> Trecho da fonte
= = =
Ações humanitárias devem incluir igualdade de gênero em suas estratégias, destaca coordenador da ONU

Para o coordenador humanitário das Nações Unidas, Stephen O’Brien, operações de assistência devem contemplar homens e mulheres igualmente. A diretora-executiva da ONU Mulheres, Phumzile Mlambo-Ngcuka, destacou que mulheres são fundamentais para a recuperação de crises, mas são frequentemente as mais afetadas em situações de conflito.

Mulheres do Burundi buscam segurança na República Democrática do Congo. Foto: ACNUR / Federico Scoppa

Mulheres do Burundi buscam segurança na República Democrática do Congo. Foto: ACNUR / Federico Scoppa

Na semana passada (17), o coordenador de emergências das Nações Unidas, Stephen O’Brien, convocou líderes mundiais a comparecerem à Cúpula Humanitária Mundial, que acontece em maio, em Istambul, e a assumirem compromissos concretos para garantir que as operações de assistência contemplem homens e mulheres igualmente.

Em evento da 60ª Sessão da Comissão sobre a Situação das Mulheres, o dirigente destacou a importância da paridade de gênero para que as ações humanitárias sejam verdadeiramente eficazes. “A Cúpula Humanitária Mundial é uma oportunidade única para uma geração, para que sejamos capazes de dizer que a ação humanitária trabalhará agora para todas as pessoas afetadas”, disse O’Brien.

Segundo o coordenador de emergências, as desigualdades de gêneros já existem “há tempo demais”, colocando em perigo as vidas, a saúde e o direito à prosperidade das mulheres.

Para O’Brien, não são apenas as estratégias de desenvolvimento que estão intimamente ligadas ao empoderamento feminino. “Após nove meses nesse posto, posso confirmar que se você faz dar certo para mulheres e meninas, você faz dar certo para a ação humanitária”, afirmou.

A diretora-executiva da ONU Mulheres, Phumzile Mlambo-Ngcuka, lamentou que, em áreas de conflito, mulheres e meninas frequentemente deixam de ter acesso à educação, a serviços reprodutivos, ao cuidado médico e à participação na vida econômica e política.

“Ao mesmo tempo, mulheres são essenciais para a recuperação (de crises) e a construção de resiliência”, destacou a chefe da agência da ONU.
= = =
> Itens da listagem

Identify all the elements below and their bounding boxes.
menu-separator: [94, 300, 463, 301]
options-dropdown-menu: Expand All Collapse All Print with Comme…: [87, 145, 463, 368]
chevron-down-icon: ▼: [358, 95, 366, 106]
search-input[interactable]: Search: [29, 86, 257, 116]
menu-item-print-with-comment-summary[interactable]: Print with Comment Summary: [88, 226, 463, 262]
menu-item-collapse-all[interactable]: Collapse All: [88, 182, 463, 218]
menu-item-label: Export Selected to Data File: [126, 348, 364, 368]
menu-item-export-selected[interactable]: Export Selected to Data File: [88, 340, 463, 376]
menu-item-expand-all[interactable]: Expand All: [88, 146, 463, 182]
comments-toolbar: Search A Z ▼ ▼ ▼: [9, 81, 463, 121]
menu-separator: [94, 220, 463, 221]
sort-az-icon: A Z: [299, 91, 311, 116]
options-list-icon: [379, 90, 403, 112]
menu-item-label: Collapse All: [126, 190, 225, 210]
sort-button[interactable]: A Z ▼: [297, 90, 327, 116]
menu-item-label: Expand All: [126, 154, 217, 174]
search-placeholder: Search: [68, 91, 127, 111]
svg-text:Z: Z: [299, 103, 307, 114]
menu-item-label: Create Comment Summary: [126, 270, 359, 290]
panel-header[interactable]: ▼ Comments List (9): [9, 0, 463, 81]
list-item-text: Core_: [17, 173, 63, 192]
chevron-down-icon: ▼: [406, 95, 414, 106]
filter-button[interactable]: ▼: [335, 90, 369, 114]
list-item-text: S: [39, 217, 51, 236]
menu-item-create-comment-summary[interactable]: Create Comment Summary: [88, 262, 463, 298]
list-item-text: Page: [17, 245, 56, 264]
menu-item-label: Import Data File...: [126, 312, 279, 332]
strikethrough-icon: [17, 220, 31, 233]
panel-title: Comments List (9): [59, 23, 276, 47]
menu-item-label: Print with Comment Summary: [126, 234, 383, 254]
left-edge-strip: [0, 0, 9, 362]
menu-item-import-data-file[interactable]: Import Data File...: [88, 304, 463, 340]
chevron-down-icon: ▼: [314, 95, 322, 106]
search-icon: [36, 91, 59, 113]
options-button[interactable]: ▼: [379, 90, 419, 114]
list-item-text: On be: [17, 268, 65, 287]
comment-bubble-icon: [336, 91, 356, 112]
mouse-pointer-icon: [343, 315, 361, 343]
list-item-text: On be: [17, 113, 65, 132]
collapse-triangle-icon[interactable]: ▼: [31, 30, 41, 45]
= = =
> Tarefas a fazer
A: Diga se cada afirmação concorda com o trecho sobre igualdade de gênero nas ações humanitárias, respondendo sim ou não e citando as palavras do trecho que decidem: (i) a Cúpula Humanitária Mundial acontece em maio, em Istambul; (ii) O'Brien ocupava o posto havia um ano; (iii) o evento em que O'Brien falou foi da 50ª Sessão da Comissão sobre a Situação das Mulheres.
B: Segundo o trecho sobre igualdade de gênero nas ações humanitárias, que cargo ocupa Phumzile Mlambo-Ngcuka?

> Respostas
A:
(i) Sim: "que acontece em maio, em Istambul".
(ii) Não: "Após nove meses nesse posto".
(iii) Não: "Em evento da 60ª Sessão da Comissão sobre a Situação das Mulheres".

B: Diretora-executiva da ONU Mulheres.